*Work to be completed:* Which lines hold the word "Easy"? Copy each of them from the material.
[Start of Entries shown]
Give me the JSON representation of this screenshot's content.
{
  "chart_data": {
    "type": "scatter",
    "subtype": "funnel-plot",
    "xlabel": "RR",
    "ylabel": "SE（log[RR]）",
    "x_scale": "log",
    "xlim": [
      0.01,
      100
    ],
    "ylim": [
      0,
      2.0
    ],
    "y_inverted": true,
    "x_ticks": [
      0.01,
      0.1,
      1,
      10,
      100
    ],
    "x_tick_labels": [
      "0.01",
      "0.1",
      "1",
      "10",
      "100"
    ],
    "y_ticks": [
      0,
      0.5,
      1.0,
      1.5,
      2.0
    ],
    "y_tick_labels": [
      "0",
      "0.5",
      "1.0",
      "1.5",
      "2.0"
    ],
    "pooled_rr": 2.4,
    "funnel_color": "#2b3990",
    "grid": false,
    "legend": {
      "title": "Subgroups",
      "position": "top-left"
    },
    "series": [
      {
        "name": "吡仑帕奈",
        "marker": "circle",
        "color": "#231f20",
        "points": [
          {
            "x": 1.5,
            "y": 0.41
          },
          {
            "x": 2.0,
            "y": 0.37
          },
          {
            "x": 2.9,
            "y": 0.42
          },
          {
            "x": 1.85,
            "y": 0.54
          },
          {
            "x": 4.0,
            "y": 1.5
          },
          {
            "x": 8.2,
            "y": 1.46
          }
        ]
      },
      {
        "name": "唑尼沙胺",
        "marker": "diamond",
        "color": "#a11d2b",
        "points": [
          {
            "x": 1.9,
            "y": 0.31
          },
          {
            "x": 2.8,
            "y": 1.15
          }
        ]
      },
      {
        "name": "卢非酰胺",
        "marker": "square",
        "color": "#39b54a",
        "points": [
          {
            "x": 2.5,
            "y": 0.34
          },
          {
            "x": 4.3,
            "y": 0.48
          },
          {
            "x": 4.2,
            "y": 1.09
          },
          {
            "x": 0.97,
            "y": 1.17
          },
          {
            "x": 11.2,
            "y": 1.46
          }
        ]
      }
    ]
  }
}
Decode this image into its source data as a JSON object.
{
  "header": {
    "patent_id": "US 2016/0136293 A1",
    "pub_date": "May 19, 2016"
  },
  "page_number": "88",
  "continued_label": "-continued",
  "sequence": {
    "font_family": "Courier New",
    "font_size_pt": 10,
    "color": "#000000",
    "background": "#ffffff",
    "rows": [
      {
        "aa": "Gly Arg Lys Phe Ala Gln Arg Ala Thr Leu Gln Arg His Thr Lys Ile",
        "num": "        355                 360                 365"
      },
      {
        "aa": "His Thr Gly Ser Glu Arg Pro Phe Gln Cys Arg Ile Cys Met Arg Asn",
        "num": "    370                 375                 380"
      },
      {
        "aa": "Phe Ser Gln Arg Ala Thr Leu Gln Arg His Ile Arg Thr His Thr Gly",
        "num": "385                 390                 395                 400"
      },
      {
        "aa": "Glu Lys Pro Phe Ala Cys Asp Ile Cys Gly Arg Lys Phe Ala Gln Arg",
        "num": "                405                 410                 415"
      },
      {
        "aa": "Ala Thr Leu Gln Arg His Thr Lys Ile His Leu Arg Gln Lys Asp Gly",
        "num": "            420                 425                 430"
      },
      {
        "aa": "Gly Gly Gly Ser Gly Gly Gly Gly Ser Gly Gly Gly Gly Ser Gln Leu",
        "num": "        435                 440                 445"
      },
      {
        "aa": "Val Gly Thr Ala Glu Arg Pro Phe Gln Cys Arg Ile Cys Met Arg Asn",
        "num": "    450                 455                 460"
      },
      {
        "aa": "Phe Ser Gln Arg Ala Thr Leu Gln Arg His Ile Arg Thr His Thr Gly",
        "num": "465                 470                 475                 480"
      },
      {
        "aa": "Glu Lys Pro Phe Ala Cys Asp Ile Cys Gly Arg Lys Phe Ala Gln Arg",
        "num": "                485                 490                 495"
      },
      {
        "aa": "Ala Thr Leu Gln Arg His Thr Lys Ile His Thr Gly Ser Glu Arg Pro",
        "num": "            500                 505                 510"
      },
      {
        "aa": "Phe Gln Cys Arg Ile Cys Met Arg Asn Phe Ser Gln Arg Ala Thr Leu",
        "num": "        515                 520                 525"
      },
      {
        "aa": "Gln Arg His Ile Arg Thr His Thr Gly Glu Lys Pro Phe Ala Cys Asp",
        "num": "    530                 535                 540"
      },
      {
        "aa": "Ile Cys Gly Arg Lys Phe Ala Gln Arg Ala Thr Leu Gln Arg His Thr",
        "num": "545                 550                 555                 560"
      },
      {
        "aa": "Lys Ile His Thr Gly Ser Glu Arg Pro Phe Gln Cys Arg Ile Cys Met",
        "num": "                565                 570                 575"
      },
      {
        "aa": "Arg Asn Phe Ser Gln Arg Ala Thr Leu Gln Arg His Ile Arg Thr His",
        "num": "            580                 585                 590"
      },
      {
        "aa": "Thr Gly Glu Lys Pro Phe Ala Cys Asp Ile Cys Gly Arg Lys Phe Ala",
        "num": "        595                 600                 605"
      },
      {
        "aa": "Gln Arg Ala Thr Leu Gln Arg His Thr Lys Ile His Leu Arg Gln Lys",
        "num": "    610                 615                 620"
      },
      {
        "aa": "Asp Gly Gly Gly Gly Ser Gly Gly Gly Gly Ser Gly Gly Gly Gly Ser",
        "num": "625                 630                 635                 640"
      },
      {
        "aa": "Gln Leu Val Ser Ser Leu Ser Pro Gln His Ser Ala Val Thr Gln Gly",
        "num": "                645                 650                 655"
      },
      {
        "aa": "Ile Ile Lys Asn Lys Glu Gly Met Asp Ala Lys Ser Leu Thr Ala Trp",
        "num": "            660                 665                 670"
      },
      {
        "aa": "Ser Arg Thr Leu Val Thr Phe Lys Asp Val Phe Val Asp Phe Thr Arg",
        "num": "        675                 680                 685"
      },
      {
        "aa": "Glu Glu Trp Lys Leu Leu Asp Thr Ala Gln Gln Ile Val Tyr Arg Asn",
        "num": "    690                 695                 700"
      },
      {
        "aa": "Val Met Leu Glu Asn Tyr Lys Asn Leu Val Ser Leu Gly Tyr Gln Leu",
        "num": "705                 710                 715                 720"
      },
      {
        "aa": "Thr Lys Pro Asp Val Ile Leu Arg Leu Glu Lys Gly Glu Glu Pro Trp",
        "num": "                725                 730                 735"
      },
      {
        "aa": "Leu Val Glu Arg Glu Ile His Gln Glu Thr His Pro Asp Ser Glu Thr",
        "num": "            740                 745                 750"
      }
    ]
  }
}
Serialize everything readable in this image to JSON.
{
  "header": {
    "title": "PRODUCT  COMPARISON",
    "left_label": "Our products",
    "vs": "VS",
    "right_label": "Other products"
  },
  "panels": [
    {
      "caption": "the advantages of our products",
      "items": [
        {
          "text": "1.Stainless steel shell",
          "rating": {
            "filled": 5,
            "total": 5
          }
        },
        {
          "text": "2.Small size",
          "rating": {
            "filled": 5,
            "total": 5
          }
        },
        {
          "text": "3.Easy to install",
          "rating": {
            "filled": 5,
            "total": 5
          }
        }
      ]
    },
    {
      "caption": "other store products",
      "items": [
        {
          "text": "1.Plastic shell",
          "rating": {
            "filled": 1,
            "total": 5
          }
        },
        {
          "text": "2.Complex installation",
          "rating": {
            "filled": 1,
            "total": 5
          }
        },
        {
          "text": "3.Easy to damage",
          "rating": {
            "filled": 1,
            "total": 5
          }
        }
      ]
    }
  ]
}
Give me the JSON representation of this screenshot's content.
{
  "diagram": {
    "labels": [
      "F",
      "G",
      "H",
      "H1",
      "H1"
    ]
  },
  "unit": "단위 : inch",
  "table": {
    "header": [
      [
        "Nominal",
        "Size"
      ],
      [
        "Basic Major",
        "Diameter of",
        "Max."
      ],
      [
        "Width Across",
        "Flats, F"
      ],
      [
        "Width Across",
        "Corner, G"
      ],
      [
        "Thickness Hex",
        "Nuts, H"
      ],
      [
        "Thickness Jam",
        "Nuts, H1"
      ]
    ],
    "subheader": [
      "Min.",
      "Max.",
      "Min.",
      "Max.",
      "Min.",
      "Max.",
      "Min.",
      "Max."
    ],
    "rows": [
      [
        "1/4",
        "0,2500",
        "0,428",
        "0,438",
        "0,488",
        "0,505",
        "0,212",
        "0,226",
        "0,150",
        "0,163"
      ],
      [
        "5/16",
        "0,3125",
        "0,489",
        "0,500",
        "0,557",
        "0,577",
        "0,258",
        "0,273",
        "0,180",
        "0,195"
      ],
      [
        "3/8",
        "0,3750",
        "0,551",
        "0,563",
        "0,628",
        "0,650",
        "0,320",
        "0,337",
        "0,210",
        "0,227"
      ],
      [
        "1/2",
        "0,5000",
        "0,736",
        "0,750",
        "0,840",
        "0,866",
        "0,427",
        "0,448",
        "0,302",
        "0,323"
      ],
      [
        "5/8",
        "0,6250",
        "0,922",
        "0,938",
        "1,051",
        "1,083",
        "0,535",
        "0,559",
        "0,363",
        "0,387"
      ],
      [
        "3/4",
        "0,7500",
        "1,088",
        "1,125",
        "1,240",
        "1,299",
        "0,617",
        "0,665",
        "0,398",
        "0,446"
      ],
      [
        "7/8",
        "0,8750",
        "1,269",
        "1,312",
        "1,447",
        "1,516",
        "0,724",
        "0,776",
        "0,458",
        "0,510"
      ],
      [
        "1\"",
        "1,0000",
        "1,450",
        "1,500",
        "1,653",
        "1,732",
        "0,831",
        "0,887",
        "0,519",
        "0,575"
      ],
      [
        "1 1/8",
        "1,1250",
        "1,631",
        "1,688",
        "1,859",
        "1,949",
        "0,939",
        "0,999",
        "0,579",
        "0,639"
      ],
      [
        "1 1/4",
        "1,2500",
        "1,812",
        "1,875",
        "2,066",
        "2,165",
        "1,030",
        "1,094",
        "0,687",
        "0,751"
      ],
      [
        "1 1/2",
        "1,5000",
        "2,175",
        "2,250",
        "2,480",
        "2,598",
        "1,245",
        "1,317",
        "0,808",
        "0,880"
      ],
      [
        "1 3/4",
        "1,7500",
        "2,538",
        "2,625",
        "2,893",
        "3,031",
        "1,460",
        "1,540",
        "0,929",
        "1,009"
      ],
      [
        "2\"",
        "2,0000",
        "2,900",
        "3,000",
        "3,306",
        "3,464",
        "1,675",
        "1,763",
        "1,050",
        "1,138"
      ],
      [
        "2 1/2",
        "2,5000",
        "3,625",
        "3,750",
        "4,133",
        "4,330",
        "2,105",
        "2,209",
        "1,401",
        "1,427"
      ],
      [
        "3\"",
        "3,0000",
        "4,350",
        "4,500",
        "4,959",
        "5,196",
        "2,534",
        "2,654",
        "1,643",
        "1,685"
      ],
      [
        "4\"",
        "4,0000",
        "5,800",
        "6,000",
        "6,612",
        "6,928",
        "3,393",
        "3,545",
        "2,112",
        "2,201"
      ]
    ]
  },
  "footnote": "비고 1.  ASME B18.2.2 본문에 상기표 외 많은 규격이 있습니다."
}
[End of Entries shown]
*Reply to the exercise:*
          "text": "3.Easy to install",
          "text": "3.Easy to damage",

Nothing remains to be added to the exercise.